## Objective
Your task is to reproduce the entries below word for word.

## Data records
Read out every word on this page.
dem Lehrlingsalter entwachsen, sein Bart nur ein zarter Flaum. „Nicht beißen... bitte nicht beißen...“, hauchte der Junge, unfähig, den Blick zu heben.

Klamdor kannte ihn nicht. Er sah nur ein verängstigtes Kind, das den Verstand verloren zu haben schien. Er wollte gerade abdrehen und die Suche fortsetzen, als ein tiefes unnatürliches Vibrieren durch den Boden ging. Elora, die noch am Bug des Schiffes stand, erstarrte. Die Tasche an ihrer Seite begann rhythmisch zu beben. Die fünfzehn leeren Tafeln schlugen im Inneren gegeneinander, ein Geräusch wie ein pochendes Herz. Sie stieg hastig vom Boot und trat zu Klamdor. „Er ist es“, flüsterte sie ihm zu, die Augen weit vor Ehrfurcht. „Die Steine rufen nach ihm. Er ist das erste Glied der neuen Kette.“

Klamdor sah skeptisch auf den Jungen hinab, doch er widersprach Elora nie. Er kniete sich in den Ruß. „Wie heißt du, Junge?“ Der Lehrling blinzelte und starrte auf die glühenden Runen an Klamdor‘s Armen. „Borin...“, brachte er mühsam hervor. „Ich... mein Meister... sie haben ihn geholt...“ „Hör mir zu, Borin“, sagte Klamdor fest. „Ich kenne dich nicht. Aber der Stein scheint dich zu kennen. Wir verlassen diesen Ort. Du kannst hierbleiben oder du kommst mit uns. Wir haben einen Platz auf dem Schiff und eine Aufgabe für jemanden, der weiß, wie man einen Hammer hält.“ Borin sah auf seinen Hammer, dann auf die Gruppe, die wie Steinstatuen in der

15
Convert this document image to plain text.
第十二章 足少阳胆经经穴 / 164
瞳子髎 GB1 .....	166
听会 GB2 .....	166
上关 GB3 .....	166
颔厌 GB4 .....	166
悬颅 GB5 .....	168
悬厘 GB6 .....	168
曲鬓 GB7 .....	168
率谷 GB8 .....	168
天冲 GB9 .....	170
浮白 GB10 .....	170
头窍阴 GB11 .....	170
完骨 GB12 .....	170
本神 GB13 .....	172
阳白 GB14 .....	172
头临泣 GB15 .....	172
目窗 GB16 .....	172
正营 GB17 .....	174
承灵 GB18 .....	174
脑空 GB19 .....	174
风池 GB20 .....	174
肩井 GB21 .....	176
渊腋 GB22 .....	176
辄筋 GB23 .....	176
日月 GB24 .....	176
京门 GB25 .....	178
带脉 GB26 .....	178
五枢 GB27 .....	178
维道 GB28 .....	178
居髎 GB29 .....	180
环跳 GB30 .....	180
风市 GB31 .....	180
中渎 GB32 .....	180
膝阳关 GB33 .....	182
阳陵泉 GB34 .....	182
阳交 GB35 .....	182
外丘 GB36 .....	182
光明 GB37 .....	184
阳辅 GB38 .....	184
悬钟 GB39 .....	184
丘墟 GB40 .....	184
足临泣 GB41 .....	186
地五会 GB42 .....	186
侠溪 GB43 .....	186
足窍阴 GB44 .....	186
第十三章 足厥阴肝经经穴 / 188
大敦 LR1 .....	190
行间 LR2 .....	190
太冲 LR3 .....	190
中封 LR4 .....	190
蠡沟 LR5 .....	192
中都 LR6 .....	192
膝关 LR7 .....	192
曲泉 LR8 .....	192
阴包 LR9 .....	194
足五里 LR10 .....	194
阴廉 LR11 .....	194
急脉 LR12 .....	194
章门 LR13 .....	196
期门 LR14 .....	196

## Task output
Read out every word on this page.
dem Lehrlingsalter entwachsen, sein Bart nur ein zarter Flaum. „Nicht beißen... bitte nicht beißen...“, hauchte der Junge, unfähig, den Blick zu heben.

Klamdor kannte ihn nicht. Er sah nur ein verängstigtes Kind, das den Verstand verloren zu haben schien. Er wollte gerade abdrehen und die Suche fortsetzen, als ein tiefes unnatürliches Vibrieren durch den Boden ging. Elora, die noch am Bug des Schiffes stand, erstarrte. Die Tasche an ihrer Seite begann rhythmisch zu beben. Die fünfzehn leeren Tafeln schlugen im Inneren gegeneinander, ein Geräusch wie ein pochendes Herz. Sie stieg hastig vom Boot und trat zu Klamdor. „Er ist es“, flüsterte sie ihm zu, die Augen weit vor Ehrfurcht. „Die Steine rufen nach ihm. Er ist das erste Glied der neuen Kette.“

Klamdor sah skeptisch auf den Jungen hinab, doch er widersprach Elora nie. Er kniete sich in den Ruß. „Wie heißt du, Junge?“ Der Lehrling blinzelte und starrte auf die glühenden Runen an Klamdor‘s Armen. „Borin...“, brachte er mühsam hervor. „Ich... mein Meister... sie haben ihn geholt...“ „Hör mir zu, Borin“, sagte Klamdor fest. „Ich kenne dich nicht. Aber der Stein scheint dich zu kennen. Wir verlassen diesen Ort. Du kannst hierbleiben oder du kommst mit uns. Wir haben einen Platz auf dem Schiff und eine Aufgabe für jemanden, der weiß, wie man einen Hammer hält.“ Borin sah auf seinen Hammer, dann auf die Gruppe, die wie Steinstatuen in der

15
Convert this document image to plain text.
第十二章 足少阳胆经经穴 / 164
瞳子髎 GB1 .....	166
听会 GB2 .....	166
上关 GB3 .....	166
颔厌 GB4 .....	166
悬颅 GB5 .....	168
悬厘 GB6 .....	168
曲鬓 GB7 .....	168
率谷 GB8 .....	168
天冲 GB9 .....	170
浮白 GB10 .....	170
头窍阴 GB11 .....	170
完骨 GB12 .....	170
本神 GB13 .....	172
阳白 GB14 .....	172
头临泣 GB15 .....	172
目窗 GB16 .....	172
正营 GB17 .....	174
承灵 GB18 .....	174
脑空 GB19 .....	174
风池 GB20 .....	174
肩井 GB21 .....	176
渊腋 GB22 .....	176
辄筋 GB23 .....	176
日月 GB24 .....	176
京门 GB25 .....	178
带脉 GB26 .....	178
五枢 GB27 .....	178
维道 GB28 .....	178
居髎 GB29 .....	180
环跳 GB30 .....	180
风市 GB31 .....	180
中渎 GB32 .....	180
膝阳关 GB33 .....	182
阳陵泉 GB34 .....	182
阳交 GB35 .....	182
外丘 GB36 .....	182
光明 GB37 .....	184
阳辅 GB38 .....	184
悬钟 GB39 .....	184
丘墟 GB40 .....	184
足临泣 GB41 .....	186
地五会 GB42 .....	186
侠溪 GB43 .....	186
足窍阴 GB44 .....	186
第十三章 足厥阴肝经经穴 / 188
大敦 LR1 .....	190
行间 LR2 .....	190
太冲 LR3 .....	190
中封 LR4 .....	190
蠡沟 LR5 .....	192
中都 LR6 .....	192
膝关 LR7 .....	192
曲泉 LR8 .....	192
阴包 LR9 .....	194
足五里 LR10 .....	194
阴廉 LR11 .....	194
急脉 LR12 .....	194
章门 LR13 .....	196
期门 LR14 .....	196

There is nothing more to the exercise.